— BEGIN —
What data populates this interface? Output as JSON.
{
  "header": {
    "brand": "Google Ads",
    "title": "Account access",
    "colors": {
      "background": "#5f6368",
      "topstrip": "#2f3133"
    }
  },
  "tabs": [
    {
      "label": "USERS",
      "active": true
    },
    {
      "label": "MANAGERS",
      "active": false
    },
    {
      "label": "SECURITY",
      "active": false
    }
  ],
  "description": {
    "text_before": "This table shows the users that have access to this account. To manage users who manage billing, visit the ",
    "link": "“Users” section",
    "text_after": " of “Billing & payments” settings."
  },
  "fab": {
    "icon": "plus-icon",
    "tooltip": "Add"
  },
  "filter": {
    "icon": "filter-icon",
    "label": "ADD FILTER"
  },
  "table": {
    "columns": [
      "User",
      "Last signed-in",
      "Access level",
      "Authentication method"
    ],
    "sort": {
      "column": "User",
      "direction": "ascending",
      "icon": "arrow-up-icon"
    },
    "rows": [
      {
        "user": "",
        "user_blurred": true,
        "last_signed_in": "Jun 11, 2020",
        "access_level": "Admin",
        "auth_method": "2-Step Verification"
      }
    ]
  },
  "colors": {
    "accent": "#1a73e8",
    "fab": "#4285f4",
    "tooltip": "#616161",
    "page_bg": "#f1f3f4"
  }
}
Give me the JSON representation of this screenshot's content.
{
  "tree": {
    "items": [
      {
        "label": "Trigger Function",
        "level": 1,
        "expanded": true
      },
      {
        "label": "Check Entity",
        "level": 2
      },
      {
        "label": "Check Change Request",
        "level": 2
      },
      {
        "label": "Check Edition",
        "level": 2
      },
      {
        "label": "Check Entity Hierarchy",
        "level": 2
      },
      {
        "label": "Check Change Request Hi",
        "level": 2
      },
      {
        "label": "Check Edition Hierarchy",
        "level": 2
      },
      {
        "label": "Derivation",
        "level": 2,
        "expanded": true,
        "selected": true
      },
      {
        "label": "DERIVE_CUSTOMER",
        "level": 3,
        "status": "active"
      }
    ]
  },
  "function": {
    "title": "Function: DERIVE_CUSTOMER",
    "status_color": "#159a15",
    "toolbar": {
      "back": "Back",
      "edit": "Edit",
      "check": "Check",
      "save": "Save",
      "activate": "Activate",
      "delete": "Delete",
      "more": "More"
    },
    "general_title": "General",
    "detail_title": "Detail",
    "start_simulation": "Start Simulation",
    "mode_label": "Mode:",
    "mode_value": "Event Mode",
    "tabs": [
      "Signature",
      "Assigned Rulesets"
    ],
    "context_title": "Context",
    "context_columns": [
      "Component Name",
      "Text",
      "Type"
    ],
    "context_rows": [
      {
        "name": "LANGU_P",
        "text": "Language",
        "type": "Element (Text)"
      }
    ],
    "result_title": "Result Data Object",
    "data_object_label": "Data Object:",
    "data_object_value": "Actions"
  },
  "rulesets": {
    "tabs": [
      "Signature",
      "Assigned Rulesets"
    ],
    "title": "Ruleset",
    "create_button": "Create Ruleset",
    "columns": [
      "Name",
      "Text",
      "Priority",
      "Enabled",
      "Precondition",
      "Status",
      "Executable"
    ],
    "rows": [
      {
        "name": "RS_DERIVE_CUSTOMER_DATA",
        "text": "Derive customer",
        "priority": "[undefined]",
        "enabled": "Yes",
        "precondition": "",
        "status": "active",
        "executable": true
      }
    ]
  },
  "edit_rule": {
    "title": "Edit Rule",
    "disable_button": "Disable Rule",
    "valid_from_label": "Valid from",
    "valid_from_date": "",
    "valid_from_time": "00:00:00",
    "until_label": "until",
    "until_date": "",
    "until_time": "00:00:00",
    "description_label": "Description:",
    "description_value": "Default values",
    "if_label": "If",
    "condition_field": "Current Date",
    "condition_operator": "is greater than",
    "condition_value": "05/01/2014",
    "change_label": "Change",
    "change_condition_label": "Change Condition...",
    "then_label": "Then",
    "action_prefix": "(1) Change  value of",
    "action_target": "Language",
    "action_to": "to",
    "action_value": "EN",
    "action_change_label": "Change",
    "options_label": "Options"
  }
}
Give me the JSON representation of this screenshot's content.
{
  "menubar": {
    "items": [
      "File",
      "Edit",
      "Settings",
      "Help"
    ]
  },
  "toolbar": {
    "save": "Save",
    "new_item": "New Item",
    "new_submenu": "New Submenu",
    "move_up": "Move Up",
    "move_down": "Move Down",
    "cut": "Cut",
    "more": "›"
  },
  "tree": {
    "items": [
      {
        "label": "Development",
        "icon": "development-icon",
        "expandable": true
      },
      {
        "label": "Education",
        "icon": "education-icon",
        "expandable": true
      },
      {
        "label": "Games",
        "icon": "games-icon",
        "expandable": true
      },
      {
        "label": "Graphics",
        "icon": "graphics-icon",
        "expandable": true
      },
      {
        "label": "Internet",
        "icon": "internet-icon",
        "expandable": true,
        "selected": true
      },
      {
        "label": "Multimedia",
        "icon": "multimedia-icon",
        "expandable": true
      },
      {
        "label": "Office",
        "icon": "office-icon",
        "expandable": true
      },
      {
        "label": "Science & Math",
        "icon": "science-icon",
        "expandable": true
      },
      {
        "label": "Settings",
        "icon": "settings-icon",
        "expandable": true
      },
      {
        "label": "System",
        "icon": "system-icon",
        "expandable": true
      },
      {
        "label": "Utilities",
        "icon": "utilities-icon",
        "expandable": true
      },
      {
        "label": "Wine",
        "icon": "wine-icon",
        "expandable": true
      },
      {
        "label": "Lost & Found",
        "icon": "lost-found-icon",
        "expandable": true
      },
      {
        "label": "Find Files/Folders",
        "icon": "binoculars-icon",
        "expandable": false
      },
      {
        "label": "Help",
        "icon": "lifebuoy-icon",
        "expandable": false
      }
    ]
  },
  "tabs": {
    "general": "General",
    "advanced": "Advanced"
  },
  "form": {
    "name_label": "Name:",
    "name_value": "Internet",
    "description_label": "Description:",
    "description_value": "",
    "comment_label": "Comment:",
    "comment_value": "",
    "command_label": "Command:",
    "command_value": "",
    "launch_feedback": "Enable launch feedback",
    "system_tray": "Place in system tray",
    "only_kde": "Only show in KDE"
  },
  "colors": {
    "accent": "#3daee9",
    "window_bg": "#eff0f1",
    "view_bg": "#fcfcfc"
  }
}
— END —
→ **GIVEN EXERCISE**:
Check every line of the data above for the string "General", and copy those that have it.

→ **IN RESPONSE**:
    "general_title": "General",
    "general": "General",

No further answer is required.